▶ [Page text]
---
Fear of Going into the ocean
This might actually be a sensory sensitivity thing, but I really, really have a hard time going into the ocean. Lakes, too, kinda freak me out, but oceans are especially weird. Part of it is probably the way the wet sand feels in my toes and against my feet, but even with water shoes on, it feels weird.
It’s also kind of invasive, I think. I don’t like the idea of invading another creature’s space, and things rubbing up against me freaks me out like nobody’s business. It’s enough that the last time I went swimming in a natural body of water, I suffered a near complete shutdown. I know (now) that it was a defense mechanism because I was starting to panic from having so many things rubbing against me, and in the shutdown state, I could almost enjoy it, but then the fear came back and I had to get back to shore ASAP.
I don’t think I’ve always had that. I remember playing in the Gulf of Mexico as a kid, so probably not… but maybe there’s a memory there that triggered the phobia. Whatever the case, I have no burning desire to frolic in the waves, so I’m not too concerned.
Fear of Being Unemployable
Probably strongly related to my fears of leaving my family untended, I am constantly eaten by the nagging fear that my breadth and width of experience is so vast that I have no specialty and that I am essentially unemployable for any kind of a decent wage. It doesn’t matter how many things I do well, it seems like I can never find a decent paying job that uses those things to good effect.
Of course, that leads me to the whole idea of self-employment and having my own little mini-agency, but that brings on a whole second set of fears related to the first one, similar to that whole “what if I throw a party and no one shows up” thing, except with paychecks and rent being overdue.
I used to have this button that said, “I do many things well, none of which generate income,” and while it’s a crappy saying, it seems to be the words I live by. Another extended span of unemployment is going to drive me f**king crazy, I’m sure, especially now that I have three kids at home. It’s a pronounced fear, definitely.
---
Stored entries
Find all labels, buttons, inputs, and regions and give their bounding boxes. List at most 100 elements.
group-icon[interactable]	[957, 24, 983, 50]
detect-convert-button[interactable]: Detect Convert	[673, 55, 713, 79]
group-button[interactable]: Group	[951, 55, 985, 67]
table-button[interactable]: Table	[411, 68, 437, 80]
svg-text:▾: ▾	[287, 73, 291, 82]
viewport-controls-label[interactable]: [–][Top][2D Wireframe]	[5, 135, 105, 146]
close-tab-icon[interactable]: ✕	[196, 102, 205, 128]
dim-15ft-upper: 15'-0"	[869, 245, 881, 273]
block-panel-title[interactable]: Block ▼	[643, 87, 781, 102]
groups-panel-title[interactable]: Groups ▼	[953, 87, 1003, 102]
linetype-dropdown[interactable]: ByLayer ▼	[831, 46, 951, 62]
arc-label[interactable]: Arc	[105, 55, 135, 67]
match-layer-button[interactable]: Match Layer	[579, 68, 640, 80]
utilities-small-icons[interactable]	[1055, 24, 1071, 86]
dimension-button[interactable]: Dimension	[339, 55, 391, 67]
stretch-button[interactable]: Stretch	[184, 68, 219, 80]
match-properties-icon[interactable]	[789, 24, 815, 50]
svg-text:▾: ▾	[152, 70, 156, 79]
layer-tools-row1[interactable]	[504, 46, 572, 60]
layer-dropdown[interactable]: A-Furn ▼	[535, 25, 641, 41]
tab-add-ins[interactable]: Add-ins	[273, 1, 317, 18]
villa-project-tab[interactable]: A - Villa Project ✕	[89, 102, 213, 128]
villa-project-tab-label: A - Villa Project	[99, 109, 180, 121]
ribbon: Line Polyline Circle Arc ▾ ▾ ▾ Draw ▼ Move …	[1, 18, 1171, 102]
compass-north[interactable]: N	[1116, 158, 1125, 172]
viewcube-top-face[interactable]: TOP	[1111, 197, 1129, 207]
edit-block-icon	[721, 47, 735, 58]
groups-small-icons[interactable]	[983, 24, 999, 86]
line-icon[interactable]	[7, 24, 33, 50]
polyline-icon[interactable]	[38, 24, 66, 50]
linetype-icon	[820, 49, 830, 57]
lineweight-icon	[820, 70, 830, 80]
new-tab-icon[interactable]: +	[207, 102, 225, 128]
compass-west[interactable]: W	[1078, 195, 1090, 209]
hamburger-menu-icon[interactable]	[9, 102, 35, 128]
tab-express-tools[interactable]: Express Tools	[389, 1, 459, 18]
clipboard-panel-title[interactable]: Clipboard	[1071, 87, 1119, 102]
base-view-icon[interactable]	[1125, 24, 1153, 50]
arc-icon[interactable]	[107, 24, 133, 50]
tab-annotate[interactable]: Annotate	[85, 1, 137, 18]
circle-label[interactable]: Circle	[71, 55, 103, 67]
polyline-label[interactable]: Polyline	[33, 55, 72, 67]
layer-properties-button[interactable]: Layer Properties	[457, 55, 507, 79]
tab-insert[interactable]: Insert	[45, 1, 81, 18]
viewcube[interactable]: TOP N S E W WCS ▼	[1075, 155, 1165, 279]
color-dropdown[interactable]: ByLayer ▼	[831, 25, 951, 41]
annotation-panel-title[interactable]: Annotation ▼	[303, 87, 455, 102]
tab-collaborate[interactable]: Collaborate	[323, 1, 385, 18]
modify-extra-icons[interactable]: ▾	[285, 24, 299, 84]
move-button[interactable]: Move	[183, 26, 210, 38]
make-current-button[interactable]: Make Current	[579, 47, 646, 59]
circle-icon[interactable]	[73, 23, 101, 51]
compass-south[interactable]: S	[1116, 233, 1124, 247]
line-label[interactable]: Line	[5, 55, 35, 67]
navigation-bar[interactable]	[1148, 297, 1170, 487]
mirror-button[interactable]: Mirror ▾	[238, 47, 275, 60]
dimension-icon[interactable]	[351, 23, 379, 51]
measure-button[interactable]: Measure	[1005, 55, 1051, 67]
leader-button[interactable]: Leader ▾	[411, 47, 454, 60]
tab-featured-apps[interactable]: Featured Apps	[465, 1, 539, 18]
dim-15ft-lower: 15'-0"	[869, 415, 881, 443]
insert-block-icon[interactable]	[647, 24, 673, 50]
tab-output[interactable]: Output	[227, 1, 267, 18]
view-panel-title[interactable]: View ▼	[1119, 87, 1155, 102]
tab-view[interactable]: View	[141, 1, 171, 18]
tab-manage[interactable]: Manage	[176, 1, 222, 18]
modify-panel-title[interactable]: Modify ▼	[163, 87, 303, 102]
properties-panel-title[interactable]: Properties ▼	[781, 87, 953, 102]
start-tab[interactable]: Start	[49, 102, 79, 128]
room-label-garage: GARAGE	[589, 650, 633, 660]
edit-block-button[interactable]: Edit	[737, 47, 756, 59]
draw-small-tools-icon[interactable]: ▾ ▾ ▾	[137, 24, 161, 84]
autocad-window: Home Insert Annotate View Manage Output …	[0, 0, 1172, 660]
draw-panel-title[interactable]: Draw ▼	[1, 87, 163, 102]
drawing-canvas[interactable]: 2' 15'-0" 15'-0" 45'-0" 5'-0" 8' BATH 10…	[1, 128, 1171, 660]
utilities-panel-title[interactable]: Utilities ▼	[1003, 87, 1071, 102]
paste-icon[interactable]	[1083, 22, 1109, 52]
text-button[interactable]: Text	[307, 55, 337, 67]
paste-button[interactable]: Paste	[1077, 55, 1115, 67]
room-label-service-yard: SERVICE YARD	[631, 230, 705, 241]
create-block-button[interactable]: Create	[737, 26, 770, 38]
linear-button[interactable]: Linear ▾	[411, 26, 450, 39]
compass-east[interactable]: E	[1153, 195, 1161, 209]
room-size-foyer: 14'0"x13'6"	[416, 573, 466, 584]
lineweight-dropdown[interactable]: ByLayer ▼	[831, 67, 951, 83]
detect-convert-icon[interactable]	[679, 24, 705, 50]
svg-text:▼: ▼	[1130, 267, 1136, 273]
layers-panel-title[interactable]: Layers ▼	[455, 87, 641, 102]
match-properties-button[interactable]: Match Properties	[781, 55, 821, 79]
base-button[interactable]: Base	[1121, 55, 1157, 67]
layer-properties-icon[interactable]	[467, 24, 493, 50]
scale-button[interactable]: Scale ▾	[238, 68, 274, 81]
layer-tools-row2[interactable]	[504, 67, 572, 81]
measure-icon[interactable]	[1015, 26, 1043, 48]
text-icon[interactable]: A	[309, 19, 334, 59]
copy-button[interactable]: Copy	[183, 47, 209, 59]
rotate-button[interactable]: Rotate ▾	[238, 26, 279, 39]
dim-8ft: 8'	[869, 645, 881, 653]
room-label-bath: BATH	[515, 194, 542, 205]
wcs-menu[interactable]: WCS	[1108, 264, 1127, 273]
---
▶ [Activity 1]
In the post about fears, where does the writer remember playing as a kid?
▶ [Activity 2]
Transcribe the stretch of the post about fears from "I don’t think" through "not too concerned.".
▶ [Activity 3]
Write the next part of the post about fears, picking up right after its last sentence.

▶ [Written answer 1]
In the Gulf of Mexico.

▶ [Written answer 2]
I don’t think I’ve always had that. I remember playing in the Gulf of Mexico as a kid, so probably not… but maybe there’s a memory there that triggered the phobia. Whatever the case, I have no burning desire to frolic in the waves, so I’m not too concerned.

▶ [Written answer 3]
Fear of being merely tolerated
This is a depression/self-deprecating fear, one that I (think) I have overcome really well in the past, but it still creeps up every now and again, usually when other stressors are in place (having eaten wheat on accident, for instance, or being sleep deprived for too long).
The il-logic goes like this: It was easier for Craig to say yes when I proposed because getting untangled would have been messy, and it was nice that he didn’t have to cook and do laundry. Like a joke or a lie that’s taken too far, it took on a life of its own, and now there are multiple “coping mechanisms” that he uses to tolerate my presence, even though he is consciously and actively affectionate and shows me love on a daily basis.
Likewise, friends only come over because they feel sorry for me, my “self-medicating” around people (having a few glasses of wine) is really tawdry and frowned-upon, no one thinks I’m funny (they’re laughing because it would be rude not to), my writing is terrible (they’re my friends and don’t want to hurt my feelings), and really nothing that I do is especially appreciated or valued because I’m just a sorry excuse for a person, and I’m entirely too weird and off-the-wall to be any kind of success ever on any level.
This feeds back into the “unemployable” fear, and then it collides with the “dying too soon” fear, and then I end up in a conflict of whether or not everyone would just be better off without me, because what the hell do they know, clearly I don’t contribute anything positive to the human race…
So… yeah… fear is weird.
Lucky for me, I have a LOT of experience overcoming fears and knocking them right out of the ballpark now, so when they come up, and I deal with them quickly. Sometimes, though, you just need to feel a little afraid, you know?